------ Data to process

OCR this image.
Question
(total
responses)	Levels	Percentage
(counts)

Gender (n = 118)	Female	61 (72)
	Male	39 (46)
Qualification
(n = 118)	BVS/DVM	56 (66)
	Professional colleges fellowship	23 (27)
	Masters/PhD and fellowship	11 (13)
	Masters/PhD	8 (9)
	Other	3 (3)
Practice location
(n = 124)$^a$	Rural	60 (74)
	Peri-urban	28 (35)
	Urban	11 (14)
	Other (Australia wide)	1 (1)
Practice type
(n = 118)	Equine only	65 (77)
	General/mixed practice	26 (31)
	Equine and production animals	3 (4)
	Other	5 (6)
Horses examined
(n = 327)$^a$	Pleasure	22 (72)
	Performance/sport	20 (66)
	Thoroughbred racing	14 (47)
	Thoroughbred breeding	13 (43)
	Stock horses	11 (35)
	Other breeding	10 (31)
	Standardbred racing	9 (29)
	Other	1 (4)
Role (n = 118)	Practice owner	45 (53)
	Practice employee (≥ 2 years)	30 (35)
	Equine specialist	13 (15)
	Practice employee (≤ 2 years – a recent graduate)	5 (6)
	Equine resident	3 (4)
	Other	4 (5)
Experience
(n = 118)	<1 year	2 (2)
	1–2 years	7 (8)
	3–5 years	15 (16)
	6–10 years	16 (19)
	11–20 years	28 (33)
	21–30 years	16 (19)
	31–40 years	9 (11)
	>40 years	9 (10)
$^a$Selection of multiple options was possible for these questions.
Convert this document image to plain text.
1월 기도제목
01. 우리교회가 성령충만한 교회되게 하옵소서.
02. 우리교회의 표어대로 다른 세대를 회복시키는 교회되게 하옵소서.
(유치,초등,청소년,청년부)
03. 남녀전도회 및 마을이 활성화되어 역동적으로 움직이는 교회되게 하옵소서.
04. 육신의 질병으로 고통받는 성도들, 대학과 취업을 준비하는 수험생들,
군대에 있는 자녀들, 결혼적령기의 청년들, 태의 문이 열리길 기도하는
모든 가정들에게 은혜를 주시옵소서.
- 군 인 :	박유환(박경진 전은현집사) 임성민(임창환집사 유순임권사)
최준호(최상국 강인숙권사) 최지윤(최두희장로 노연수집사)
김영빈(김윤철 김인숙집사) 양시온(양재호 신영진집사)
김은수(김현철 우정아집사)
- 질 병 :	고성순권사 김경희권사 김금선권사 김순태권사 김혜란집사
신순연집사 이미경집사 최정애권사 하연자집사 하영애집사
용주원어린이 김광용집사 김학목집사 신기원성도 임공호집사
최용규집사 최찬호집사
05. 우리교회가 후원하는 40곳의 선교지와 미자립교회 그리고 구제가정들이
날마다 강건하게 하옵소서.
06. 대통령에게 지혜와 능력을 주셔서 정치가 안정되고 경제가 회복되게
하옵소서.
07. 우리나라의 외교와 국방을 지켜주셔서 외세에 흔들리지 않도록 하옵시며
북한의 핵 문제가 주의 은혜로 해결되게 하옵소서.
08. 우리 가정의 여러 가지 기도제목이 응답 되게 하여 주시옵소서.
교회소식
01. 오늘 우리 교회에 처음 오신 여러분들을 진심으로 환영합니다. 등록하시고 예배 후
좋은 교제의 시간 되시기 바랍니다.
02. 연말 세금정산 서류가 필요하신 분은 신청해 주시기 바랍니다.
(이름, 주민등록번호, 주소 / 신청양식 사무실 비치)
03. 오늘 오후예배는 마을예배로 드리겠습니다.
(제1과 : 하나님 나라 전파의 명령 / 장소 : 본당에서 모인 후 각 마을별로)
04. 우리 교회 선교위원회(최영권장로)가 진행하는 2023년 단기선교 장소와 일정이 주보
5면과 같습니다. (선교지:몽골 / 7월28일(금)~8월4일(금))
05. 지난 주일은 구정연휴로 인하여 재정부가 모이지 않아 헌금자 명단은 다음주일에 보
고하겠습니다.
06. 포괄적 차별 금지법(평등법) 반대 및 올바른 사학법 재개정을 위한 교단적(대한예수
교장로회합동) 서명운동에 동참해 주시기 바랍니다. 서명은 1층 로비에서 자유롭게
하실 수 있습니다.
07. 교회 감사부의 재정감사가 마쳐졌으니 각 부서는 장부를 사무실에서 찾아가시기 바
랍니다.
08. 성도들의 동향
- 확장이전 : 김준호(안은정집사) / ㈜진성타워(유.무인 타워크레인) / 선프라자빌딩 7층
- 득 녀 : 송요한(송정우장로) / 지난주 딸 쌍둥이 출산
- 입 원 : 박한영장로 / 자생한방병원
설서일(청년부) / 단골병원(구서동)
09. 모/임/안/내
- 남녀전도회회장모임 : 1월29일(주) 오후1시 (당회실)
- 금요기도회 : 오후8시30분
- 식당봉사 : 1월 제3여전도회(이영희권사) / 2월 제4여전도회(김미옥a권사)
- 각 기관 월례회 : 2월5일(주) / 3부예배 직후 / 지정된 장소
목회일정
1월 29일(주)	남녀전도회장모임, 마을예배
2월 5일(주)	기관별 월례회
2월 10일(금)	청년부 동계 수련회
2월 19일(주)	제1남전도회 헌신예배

------------

→ **Work required**
Show each line in the entries that holds the string "주시옵소서".

→ **Completed task**
모든 가정들에게 은혜를 주시옵소서.
08. 우리 가정의 여러 가지 기도제목이 응답 되게 하여 주시옵소서.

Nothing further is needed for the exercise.